According to Kalimbe, their call has come following consultations that took place from 2013 to 2016 which were led by the diverse professionals including faith leaders from different religions mother bodies who represented their affiliates.
He further said his Network also conducted a research in which they found out that the bill should be allowed in certain instances, like when the pregnancy will endanger the life of pregnant woman, where the termination is necessary to prevent injury to the physical or mental health of the pregnant woman, where there’s severe malformation of the foetus which will affect its viability and compatibility with life and where the pregnancy is a result of rape, incest or defilement.
“We are of the view that the call from the ministry of health prior to 2013 to review the current laws guiding termination of pregnancy did not come out the vacuum but that health professionals were convinced beyond reasonable doubt that unsafe abortion is a serious cause of death among women who could be saved if an alternative law was passed,” said Kalimbe
He also made a further call to religious mother bodies that were present in the special law commission which made the recommendations of the proposed bill to rise above denominationalism and allow parliamentarians to deliberate and pass the bill into law without undue interference considering the fact that it’s their own bill which they took part to draft through the report they endorsed in 2016.
He added that this is a proposed Bill which if passed into law, will save a certain group of women who should be given second chance rather than condemning them to early preventable death.

§ Given data
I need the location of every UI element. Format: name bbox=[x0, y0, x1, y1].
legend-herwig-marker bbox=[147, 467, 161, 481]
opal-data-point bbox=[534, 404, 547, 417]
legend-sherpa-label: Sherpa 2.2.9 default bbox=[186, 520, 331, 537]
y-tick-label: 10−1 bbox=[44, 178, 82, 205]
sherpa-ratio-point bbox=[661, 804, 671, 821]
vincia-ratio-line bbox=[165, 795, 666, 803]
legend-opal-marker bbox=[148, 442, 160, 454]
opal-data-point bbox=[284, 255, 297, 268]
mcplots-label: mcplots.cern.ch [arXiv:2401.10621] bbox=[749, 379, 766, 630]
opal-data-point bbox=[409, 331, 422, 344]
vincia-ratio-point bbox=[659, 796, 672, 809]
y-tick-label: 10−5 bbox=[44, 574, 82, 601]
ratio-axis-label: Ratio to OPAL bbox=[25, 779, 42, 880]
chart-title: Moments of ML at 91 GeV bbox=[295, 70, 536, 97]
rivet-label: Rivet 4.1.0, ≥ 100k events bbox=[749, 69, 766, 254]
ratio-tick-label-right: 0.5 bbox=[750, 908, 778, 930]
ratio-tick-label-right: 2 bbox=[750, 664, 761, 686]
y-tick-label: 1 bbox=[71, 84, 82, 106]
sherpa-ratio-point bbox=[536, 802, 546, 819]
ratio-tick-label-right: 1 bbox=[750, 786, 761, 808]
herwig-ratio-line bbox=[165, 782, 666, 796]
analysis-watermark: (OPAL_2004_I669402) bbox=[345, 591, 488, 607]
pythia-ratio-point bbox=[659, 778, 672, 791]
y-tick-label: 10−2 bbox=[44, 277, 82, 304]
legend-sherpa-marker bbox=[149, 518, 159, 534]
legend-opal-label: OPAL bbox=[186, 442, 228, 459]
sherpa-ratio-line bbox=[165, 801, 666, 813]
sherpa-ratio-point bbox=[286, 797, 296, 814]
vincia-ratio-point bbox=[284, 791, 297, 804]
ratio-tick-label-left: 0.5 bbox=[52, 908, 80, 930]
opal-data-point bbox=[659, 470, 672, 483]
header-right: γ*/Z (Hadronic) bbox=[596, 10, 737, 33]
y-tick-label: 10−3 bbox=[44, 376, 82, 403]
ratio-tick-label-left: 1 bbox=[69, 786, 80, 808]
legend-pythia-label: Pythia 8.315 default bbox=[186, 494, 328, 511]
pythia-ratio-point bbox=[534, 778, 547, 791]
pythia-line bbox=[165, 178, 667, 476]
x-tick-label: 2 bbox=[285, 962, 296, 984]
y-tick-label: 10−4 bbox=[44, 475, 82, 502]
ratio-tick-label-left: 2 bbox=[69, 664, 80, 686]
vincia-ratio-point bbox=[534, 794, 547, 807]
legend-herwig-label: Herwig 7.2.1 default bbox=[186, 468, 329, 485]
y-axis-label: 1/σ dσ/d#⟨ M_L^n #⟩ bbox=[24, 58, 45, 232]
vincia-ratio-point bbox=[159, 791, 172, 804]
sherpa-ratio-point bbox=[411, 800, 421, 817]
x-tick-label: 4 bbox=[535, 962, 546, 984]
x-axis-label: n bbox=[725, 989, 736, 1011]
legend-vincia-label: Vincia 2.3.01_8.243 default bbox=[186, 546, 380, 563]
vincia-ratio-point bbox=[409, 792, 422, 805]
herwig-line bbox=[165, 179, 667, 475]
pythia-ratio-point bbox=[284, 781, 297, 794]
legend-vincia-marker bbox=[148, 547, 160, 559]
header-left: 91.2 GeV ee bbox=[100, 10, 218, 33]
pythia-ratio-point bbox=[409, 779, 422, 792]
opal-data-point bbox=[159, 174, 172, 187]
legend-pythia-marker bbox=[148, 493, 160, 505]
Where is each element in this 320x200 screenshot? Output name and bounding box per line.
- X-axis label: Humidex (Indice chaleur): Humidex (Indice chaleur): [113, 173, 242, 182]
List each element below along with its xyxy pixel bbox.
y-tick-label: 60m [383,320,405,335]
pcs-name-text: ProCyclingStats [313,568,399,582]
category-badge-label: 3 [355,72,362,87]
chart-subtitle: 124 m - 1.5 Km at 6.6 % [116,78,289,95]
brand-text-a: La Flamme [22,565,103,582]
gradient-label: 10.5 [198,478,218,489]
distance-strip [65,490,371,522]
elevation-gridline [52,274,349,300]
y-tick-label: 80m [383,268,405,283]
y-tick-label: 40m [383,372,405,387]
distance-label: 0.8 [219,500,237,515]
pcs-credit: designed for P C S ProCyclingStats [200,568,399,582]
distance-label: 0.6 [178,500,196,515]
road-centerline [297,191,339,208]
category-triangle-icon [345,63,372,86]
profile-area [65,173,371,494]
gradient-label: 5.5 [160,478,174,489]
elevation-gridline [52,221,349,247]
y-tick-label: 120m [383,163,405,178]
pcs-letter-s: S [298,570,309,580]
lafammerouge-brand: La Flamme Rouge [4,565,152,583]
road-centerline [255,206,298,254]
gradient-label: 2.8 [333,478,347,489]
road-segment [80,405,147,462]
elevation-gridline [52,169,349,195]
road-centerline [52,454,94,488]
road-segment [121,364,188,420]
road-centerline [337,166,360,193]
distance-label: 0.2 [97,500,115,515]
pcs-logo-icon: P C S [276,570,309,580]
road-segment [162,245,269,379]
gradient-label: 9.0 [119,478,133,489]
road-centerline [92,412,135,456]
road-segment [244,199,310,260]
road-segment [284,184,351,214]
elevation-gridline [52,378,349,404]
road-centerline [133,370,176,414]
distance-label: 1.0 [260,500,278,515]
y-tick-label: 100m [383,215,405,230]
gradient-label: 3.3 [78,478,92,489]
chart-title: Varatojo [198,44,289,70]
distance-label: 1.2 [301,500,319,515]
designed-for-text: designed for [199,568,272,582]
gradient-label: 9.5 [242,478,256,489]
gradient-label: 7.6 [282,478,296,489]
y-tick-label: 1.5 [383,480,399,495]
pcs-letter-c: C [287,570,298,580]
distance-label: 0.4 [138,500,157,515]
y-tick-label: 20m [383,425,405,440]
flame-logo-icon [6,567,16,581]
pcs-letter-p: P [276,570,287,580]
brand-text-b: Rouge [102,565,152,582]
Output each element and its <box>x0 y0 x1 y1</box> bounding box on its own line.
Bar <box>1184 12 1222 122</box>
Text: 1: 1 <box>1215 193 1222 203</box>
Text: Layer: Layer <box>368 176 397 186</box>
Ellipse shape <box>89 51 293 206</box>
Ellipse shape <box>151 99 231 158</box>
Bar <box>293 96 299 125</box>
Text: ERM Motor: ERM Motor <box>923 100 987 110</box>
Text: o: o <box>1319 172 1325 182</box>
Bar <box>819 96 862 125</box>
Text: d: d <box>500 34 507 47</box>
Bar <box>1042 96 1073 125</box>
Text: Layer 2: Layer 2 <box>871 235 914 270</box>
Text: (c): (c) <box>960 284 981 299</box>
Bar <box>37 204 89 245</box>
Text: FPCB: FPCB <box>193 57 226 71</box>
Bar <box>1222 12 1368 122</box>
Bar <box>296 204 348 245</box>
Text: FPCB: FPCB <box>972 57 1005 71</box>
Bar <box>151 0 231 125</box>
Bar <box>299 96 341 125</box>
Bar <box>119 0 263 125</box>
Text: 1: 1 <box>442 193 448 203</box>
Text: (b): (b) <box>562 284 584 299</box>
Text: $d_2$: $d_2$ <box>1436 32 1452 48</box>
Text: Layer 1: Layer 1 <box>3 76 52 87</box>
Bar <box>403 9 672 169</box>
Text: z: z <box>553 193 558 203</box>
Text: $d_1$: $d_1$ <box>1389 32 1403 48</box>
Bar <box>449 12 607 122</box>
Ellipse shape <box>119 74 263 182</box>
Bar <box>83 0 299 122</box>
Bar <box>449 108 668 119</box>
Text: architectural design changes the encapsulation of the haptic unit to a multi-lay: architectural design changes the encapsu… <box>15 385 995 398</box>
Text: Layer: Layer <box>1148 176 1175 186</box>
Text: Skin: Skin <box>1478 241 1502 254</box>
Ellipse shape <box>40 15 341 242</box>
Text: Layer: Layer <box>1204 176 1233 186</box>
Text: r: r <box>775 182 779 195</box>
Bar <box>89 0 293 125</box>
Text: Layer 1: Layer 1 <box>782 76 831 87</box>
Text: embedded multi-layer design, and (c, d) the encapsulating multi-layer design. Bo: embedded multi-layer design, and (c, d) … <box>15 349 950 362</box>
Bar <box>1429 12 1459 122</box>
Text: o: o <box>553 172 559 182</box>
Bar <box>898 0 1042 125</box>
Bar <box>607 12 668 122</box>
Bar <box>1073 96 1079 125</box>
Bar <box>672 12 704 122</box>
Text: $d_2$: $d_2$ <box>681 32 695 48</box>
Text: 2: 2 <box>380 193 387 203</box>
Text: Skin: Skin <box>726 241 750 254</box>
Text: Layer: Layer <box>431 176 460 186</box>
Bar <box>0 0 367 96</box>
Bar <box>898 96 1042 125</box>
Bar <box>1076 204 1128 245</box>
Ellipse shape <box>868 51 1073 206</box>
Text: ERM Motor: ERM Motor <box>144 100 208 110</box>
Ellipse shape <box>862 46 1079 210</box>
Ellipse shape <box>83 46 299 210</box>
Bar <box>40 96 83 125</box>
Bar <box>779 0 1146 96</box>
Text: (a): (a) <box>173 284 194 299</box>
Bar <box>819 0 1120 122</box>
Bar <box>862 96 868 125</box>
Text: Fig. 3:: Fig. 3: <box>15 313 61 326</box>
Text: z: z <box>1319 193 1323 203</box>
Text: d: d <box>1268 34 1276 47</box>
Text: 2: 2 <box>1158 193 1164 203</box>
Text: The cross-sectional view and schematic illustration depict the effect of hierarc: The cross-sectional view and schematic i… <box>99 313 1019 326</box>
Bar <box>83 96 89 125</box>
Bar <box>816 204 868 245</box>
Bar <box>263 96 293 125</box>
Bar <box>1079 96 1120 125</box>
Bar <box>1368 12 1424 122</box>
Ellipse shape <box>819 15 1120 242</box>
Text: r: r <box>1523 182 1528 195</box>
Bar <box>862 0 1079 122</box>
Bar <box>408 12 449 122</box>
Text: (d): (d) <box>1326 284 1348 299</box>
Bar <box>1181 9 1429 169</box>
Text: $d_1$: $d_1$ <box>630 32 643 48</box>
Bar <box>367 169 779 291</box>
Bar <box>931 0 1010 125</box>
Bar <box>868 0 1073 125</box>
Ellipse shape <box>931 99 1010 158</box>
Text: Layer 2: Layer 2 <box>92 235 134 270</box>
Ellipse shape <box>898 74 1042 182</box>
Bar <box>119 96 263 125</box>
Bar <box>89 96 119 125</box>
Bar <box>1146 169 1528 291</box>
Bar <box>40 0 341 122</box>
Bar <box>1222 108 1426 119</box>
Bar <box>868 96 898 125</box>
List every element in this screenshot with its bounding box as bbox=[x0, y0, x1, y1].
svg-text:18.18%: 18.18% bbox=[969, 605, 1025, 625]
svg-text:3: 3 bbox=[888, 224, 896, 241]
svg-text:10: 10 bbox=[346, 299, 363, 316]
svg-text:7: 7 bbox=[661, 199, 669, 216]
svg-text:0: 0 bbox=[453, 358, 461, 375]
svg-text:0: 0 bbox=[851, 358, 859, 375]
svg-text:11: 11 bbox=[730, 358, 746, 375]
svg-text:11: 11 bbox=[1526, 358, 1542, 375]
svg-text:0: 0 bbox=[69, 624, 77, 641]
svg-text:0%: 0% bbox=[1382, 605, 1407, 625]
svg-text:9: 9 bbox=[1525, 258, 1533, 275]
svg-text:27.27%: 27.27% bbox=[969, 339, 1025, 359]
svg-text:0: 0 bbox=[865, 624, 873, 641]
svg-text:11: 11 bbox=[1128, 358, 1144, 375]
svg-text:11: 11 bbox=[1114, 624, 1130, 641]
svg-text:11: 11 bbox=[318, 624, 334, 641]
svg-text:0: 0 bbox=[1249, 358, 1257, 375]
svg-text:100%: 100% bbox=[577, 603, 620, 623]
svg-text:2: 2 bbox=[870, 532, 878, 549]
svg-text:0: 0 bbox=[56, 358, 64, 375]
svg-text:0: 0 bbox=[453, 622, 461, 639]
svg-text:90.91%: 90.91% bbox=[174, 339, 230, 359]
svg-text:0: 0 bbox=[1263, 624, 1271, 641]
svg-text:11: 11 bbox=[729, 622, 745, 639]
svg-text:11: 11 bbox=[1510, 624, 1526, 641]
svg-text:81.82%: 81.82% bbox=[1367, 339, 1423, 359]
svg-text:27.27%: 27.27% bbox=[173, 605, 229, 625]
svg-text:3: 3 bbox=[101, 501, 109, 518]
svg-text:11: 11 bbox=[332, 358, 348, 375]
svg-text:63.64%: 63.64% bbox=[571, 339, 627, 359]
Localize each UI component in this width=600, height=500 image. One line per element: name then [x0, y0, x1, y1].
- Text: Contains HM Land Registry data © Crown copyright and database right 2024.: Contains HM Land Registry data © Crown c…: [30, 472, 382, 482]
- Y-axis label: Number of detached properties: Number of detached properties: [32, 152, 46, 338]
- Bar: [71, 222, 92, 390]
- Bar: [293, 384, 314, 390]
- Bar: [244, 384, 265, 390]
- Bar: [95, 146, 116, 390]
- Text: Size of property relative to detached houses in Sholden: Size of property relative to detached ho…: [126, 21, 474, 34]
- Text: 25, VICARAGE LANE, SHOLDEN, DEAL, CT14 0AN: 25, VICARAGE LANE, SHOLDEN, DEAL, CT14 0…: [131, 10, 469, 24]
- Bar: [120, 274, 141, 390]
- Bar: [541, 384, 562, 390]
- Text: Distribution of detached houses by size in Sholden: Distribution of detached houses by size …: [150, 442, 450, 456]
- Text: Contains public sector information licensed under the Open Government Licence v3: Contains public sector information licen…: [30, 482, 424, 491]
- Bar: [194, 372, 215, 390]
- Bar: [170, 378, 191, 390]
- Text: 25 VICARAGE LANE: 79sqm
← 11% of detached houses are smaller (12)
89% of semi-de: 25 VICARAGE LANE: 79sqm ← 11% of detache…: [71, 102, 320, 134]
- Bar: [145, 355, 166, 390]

§ Required tasks
1. Write down everything in the passage about the proposed termination-of-pregnancy bill, from "According to Kalimbe, their" down to "incest or defilement.".
2. Pick out every line of the entries that contains the string "Motor", and copy each one.
The passage and the entries are separate and unrelated material.

§ Expected outputs
1.
According to Kalimbe, their call has come following consultations that took place from 2013 to 2016 which were led by the diverse professionals including faith leaders from different religions mother bodies who represented their affiliates.
He further said his Network also conducted a research in which they found out that the bill should be allowed in certain instances, like when the pregnancy will endanger the life of pregnant woman, where the termination is necessary to prevent injury to the physical or mental health of the pregnant woman, where there’s severe malformation of the foetus which will affect its viability and compatibility with life and where the pregnancy is a result of rape, incest or defilement.

2.
Text: ERM Motor: ERM Motor <box>923 100 987 110</box>
Text: ERM Motor: ERM Motor <box>144 100 208 110</box>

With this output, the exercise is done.